There’s been a lot of buzz surrounding the arrival of a full-fledged team of experts representing WHO in China for one prime reason: tracing the origins of the coronavirus. Often deemed as the ‘Chinese Virus’ by former President Donald Trump and known widely to have originated from a seafood and wet market in Wuhan, here’s how the WHO team of experts will find out where and how it all happened. 

For the first time since their arrival, on Thursday, the team of experts came in front of the public eye, and although their itinerary has not been released, and it’s unknown how much access China will give the researchers to the sites they want to visit and the people they want to talk to, here is what might happen.

Source: The West Australian

The reason why the team is in China is that scientists hope that information on the earliest known cases of the new coronavirus will help them better understand where it came from and prevent similar pandemics in the future. Researchers around the world are eager for access to samples taken from the Huanan Seafood Market, which had an early outbreak, and Wuhan hospital records.

The team may visit the market itself as well as the locations of other early cases. It could also go to a laboratory at the Wuhan Institute of Virology that was built after the 2003 SARS pandemic and maintains an extensive archive of genetic sequences of bat coronaviruses. U.S. officials in the Trump administration had on several occasions suggested that the virus could have escaped from the institute, or would have deliberately been released.

_What you will do_.
Can you copy word for word the stretch of the article on the WHO team in China from "The reason why" through "deliberately been released."? None of the items relate to the article on the WHO team in China.

_Given data_.
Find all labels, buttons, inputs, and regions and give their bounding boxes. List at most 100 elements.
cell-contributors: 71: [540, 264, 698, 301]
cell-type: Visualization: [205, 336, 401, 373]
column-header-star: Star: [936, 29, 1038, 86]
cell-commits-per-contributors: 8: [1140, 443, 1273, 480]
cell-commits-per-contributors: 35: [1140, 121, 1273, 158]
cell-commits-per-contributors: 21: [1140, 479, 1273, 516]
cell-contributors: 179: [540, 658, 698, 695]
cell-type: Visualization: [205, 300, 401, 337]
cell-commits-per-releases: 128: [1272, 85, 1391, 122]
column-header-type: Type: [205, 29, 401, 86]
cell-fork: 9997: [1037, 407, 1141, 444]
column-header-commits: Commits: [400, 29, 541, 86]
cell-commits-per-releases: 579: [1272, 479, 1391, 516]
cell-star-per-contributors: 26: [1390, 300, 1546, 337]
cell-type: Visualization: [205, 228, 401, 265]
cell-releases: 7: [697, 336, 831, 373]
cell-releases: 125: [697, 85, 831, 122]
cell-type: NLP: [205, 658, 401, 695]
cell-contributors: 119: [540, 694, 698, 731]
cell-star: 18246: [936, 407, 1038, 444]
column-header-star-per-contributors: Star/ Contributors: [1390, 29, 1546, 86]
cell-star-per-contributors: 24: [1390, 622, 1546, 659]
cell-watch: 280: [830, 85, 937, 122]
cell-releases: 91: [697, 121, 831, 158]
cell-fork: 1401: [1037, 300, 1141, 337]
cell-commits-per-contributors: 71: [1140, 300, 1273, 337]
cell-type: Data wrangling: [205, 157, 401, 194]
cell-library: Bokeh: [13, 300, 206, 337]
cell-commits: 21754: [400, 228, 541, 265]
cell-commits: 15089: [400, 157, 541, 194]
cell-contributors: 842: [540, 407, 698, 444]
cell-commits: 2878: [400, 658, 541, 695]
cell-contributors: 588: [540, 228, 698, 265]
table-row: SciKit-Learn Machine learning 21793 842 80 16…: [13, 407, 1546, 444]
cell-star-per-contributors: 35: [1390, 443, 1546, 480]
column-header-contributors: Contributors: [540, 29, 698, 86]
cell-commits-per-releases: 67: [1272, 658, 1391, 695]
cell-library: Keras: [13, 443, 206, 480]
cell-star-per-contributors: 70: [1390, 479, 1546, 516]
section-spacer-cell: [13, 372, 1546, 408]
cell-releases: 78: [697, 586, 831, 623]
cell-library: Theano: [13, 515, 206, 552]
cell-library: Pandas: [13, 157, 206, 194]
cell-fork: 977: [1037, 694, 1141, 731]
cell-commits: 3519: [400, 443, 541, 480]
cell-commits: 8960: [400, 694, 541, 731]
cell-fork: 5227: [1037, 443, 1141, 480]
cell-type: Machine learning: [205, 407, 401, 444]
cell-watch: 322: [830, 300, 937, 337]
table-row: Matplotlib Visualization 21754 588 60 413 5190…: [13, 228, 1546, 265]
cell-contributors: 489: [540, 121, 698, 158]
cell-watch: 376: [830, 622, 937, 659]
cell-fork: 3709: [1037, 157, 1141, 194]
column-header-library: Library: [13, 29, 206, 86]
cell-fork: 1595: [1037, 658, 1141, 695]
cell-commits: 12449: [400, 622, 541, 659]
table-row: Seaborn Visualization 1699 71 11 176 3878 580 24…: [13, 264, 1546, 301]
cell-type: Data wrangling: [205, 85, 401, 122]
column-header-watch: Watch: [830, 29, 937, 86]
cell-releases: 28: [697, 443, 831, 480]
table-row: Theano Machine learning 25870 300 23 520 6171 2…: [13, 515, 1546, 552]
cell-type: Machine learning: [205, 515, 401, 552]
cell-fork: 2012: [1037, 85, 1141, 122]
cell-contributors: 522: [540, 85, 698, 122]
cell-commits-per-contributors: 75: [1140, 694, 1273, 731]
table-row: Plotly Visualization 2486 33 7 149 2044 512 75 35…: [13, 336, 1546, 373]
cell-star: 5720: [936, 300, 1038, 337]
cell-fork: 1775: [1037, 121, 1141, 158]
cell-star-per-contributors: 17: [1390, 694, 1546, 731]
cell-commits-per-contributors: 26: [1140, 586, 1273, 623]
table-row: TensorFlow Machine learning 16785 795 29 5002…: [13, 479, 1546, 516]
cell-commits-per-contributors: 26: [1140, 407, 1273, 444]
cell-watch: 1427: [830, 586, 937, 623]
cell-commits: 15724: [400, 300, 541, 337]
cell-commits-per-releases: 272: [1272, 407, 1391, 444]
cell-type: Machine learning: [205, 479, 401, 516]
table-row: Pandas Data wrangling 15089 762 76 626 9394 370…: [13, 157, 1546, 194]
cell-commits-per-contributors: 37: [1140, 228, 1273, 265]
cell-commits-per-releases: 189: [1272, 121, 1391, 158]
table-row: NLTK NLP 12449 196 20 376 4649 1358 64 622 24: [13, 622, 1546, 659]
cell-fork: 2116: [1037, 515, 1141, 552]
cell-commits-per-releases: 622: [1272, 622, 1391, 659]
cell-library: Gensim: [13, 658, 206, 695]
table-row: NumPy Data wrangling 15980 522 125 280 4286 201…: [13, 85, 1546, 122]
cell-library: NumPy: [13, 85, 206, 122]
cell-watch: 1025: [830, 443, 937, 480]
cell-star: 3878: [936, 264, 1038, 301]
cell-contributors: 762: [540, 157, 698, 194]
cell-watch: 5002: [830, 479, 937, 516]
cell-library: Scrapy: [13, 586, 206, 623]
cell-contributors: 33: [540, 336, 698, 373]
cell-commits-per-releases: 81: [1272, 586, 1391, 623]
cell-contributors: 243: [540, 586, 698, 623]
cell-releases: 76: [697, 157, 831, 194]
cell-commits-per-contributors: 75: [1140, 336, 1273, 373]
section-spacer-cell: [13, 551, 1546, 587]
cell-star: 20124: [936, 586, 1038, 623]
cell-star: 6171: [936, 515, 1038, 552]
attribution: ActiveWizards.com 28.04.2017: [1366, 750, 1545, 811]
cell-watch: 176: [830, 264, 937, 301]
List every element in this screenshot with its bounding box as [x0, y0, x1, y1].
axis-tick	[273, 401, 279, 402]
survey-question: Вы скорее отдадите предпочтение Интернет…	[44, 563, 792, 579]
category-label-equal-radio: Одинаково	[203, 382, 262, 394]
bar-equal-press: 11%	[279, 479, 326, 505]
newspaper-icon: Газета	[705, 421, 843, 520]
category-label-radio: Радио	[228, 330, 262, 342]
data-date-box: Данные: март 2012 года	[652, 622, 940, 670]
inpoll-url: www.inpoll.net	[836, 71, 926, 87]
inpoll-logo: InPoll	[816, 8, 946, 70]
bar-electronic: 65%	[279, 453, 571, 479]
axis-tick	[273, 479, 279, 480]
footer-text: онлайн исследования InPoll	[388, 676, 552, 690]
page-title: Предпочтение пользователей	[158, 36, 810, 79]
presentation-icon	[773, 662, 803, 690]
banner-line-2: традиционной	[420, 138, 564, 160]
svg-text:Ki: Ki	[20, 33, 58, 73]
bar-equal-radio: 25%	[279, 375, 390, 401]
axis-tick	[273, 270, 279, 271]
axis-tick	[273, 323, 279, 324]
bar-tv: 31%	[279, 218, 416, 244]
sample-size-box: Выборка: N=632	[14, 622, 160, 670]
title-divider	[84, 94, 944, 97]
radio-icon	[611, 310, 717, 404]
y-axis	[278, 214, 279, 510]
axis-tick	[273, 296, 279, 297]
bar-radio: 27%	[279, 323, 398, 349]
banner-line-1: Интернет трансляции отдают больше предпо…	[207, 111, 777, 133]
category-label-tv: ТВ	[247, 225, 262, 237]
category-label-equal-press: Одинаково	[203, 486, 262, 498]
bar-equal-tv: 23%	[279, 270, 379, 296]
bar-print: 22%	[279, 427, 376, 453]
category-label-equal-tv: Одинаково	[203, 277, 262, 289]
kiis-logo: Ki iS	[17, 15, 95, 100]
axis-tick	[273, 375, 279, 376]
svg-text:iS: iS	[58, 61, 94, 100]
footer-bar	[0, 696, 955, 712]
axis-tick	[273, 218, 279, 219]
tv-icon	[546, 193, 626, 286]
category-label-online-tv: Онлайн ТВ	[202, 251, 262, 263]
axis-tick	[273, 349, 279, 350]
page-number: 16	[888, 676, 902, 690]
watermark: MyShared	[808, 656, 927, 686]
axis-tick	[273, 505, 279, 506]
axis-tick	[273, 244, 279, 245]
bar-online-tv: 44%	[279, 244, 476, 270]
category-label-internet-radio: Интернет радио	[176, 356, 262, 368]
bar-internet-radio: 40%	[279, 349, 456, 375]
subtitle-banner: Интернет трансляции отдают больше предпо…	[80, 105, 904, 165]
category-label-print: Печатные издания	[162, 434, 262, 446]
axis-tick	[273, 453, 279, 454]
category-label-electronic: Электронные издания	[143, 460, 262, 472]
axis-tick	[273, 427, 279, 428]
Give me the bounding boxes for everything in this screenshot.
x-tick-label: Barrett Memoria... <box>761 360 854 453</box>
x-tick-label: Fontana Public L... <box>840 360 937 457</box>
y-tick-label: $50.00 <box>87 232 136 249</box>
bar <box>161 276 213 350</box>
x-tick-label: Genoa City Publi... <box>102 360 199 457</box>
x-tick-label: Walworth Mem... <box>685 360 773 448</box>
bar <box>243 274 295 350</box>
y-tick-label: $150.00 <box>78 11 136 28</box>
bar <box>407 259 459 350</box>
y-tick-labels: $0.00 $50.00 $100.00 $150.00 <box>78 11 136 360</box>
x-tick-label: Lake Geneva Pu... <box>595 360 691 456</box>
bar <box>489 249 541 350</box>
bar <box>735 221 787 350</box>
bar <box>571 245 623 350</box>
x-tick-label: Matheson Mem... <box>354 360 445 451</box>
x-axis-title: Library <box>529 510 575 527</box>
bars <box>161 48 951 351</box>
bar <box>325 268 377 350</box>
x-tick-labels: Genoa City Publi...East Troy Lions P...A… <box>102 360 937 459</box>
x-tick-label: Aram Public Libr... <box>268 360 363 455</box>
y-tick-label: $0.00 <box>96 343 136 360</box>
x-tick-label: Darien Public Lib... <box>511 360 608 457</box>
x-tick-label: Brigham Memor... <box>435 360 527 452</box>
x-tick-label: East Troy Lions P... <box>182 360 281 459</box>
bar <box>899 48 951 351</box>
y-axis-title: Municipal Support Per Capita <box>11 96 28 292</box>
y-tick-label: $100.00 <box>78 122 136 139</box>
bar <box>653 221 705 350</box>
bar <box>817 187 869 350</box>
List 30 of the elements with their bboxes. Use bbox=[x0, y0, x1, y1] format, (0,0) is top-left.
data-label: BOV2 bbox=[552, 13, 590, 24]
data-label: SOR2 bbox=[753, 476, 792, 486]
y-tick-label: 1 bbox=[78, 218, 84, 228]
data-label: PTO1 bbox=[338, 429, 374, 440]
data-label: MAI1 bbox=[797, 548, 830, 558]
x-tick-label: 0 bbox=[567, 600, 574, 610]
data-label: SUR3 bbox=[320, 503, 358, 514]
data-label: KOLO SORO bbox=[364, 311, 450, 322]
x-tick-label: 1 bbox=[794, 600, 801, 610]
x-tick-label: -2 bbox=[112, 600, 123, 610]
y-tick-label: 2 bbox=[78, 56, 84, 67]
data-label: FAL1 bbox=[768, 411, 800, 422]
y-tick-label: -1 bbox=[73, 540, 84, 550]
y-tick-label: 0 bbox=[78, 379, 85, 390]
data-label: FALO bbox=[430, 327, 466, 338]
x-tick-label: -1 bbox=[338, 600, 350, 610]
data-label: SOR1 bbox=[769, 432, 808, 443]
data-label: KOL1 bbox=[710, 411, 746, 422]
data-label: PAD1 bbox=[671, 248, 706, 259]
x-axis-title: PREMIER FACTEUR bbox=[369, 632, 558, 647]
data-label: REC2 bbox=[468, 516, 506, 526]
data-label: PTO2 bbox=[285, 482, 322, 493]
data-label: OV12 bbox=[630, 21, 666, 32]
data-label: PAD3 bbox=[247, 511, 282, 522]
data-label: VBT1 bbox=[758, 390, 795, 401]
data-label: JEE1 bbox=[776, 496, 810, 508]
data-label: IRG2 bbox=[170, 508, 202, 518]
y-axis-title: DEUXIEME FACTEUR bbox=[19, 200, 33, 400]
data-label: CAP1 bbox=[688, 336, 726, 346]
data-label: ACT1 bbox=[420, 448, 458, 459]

_Result_.
The reason why the team is in China is that scientists hope that information on the earliest known cases of the new coronavirus will help them better understand where it came from and prevent similar pandemics in the future. Researchers around the world are eager for access to samples taken from the Huanan Seafood Market, which had an early outbreak, and Wuhan hospital records.

The team may visit the market itself as well as the locations of other early cases. It could also go to a laboratory at the Wuhan Institute of Virology that was built after the 2003 SARS pandemic and maintains an extensive archive of genetic sequences of bat coronaviruses. U.S. officials in the Trump administration had on several occasions suggested that the virus could have escaped from the institute, or would have deliberately been released.